** begin GIVEN RECORDS **

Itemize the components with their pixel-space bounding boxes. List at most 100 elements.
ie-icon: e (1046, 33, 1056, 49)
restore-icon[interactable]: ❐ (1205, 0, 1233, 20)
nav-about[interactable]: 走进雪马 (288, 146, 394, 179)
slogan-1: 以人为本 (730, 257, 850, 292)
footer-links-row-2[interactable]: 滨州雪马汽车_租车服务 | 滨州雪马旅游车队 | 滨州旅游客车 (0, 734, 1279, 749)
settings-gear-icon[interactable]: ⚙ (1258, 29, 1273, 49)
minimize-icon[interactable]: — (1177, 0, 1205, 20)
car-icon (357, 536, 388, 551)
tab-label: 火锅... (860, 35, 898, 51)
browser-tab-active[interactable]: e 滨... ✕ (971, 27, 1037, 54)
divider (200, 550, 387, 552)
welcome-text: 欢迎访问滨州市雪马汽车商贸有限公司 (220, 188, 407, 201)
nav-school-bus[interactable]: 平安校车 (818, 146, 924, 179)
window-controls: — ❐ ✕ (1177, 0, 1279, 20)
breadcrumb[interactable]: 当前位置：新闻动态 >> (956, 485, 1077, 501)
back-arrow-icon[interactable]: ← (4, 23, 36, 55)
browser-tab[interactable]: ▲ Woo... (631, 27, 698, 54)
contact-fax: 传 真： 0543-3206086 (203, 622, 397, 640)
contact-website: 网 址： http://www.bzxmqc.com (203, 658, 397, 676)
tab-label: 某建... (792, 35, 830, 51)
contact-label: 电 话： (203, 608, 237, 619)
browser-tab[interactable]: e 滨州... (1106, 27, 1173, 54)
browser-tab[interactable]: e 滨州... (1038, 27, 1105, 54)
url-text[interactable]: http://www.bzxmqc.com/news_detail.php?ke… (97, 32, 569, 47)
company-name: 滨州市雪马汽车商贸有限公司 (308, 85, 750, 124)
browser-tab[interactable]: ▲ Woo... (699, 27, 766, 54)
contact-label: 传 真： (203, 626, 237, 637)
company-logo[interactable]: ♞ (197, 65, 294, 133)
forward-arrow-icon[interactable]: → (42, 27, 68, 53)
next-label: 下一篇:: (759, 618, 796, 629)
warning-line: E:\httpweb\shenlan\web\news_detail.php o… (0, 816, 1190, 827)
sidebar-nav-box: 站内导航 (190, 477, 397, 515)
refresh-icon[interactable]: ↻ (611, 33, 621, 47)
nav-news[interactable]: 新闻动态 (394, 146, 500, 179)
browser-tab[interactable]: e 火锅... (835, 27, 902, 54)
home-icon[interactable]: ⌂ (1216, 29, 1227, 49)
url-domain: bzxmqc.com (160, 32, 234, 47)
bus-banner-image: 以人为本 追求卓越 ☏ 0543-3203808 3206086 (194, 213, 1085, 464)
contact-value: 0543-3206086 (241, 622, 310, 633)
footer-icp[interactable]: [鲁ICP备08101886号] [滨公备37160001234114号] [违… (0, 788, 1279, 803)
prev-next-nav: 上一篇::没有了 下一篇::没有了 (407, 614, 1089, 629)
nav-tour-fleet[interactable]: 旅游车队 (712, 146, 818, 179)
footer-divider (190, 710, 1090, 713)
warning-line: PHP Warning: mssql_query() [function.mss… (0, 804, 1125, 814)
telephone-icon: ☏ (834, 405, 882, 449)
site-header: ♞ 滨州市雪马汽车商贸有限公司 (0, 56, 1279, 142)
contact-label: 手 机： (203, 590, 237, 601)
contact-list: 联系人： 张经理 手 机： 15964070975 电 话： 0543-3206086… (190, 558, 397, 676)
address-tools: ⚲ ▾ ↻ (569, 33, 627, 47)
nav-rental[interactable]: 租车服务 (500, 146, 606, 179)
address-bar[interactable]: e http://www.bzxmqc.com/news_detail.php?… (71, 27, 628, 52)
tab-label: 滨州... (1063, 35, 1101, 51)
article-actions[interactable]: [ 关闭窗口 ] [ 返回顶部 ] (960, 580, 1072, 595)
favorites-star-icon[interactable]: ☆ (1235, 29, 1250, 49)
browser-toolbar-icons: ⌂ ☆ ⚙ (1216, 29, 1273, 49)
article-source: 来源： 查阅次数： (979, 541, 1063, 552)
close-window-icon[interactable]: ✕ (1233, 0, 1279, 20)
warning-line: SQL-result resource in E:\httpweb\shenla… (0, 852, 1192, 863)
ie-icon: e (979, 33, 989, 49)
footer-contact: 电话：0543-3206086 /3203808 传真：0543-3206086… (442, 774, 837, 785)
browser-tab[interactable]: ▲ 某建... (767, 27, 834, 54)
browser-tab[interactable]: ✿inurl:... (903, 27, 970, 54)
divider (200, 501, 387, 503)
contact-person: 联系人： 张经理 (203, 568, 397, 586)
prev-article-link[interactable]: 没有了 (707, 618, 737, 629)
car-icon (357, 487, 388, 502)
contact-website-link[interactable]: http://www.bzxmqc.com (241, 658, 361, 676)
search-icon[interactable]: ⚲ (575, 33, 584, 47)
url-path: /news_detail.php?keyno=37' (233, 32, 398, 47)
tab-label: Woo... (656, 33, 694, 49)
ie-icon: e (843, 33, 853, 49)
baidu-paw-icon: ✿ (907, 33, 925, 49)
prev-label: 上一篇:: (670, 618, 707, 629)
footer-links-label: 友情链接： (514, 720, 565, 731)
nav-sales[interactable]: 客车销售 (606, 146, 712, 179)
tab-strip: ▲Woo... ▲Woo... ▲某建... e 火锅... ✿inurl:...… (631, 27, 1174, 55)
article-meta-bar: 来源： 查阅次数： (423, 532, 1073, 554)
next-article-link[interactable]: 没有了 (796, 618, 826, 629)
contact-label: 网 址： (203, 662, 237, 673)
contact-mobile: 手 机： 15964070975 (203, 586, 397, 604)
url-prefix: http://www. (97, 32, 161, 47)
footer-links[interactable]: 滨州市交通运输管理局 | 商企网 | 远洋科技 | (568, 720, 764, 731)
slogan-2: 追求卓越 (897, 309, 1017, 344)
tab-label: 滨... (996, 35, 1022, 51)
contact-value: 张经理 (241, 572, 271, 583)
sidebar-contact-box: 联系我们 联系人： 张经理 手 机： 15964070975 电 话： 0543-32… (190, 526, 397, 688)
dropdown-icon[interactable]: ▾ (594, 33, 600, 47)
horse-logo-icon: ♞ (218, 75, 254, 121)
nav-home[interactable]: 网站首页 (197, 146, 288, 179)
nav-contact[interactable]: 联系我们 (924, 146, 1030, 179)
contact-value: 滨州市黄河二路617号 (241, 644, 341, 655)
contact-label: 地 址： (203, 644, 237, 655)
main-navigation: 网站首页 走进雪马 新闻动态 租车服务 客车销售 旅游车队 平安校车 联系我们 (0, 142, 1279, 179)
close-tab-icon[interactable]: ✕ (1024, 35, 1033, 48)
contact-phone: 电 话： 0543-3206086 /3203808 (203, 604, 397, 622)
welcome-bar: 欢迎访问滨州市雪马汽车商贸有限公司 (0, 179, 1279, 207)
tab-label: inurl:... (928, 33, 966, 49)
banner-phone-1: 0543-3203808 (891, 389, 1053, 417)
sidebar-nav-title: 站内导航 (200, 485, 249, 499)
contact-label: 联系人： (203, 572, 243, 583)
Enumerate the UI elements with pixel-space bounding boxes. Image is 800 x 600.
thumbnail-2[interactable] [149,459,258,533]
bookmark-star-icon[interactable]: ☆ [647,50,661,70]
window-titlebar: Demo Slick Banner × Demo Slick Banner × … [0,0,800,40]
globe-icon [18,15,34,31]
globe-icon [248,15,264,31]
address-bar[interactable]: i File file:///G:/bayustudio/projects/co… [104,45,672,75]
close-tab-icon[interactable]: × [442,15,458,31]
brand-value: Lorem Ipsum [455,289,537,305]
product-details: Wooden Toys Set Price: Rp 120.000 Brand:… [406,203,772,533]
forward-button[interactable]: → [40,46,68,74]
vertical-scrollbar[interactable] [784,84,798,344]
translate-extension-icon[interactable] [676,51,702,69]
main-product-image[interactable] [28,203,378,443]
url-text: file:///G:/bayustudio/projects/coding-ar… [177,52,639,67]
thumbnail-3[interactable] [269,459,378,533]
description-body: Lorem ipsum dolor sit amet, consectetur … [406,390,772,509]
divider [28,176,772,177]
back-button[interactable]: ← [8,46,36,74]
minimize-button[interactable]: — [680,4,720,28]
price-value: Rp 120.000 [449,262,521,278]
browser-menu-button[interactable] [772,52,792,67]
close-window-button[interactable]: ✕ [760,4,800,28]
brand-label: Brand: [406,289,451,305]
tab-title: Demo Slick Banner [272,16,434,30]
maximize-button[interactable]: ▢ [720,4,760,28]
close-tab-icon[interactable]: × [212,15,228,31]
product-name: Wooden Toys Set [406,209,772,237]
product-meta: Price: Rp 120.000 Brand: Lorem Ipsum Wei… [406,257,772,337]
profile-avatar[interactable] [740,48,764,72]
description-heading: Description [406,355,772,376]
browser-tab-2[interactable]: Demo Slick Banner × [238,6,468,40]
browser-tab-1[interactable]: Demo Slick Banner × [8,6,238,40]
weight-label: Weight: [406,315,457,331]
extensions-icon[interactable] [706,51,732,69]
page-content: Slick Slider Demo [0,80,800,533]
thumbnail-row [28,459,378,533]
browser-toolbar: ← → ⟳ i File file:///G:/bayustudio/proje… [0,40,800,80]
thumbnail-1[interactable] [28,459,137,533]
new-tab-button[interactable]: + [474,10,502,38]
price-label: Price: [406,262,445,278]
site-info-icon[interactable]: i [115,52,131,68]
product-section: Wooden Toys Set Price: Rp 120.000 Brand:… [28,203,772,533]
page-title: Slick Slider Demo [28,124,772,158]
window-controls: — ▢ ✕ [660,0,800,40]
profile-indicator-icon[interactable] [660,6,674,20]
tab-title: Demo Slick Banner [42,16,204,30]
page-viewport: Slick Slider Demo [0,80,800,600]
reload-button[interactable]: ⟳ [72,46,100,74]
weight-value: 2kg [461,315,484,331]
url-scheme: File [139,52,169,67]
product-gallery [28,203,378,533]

** end GIVEN RECORDS **

:: AIM OF THE EXERCISE ::
Copy the data exactly, from its first line through the line containing "contact-label: 电 话： (203, 608, 237, 619)", and include both ends.

:: REPLY ::
Itemize the components with their pixel-space bounding boxes. List at most 100 elements.
ie-icon: e (1046, 33, 1056, 49)
restore-icon[interactable]: ❐ (1205, 0, 1233, 20)
nav-about[interactable]: 走进雪马 (288, 146, 394, 179)
slogan-1: 以人为本 (730, 257, 850, 292)
footer-links-row-2[interactable]: 滨州雪马汽车_租车服务 | 滨州雪马旅游车队 | 滨州旅游客车 (0, 734, 1279, 749)
settings-gear-icon[interactable]: ⚙ (1258, 29, 1273, 49)
minimize-icon[interactable]: — (1177, 0, 1205, 20)
car-icon (357, 536, 388, 551)
tab-label: 火锅... (860, 35, 898, 51)
browser-tab-active[interactable]: e 滨... ✕ (971, 27, 1037, 54)
divider (200, 550, 387, 552)
welcome-text: 欢迎访问滨州市雪马汽车商贸有限公司 (220, 188, 407, 201)
nav-school-bus[interactable]: 平安校车 (818, 146, 924, 179)
window-controls: — ❐ ✕ (1177, 0, 1279, 20)
breadcrumb[interactable]: 当前位置：新闻动态 >> (956, 485, 1077, 501)
back-arrow-icon[interactable]: ← (4, 23, 36, 55)
browser-tab[interactable]: ▲ Woo... (631, 27, 698, 54)
contact-fax: 传 真： 0543-3206086 (203, 622, 397, 640)
contact-website: 网 址： http://www.bzxmqc.com (203, 658, 397, 676)
tab-label: 某建... (792, 35, 830, 51)
contact-label: 电 话： (203, 608, 237, 619)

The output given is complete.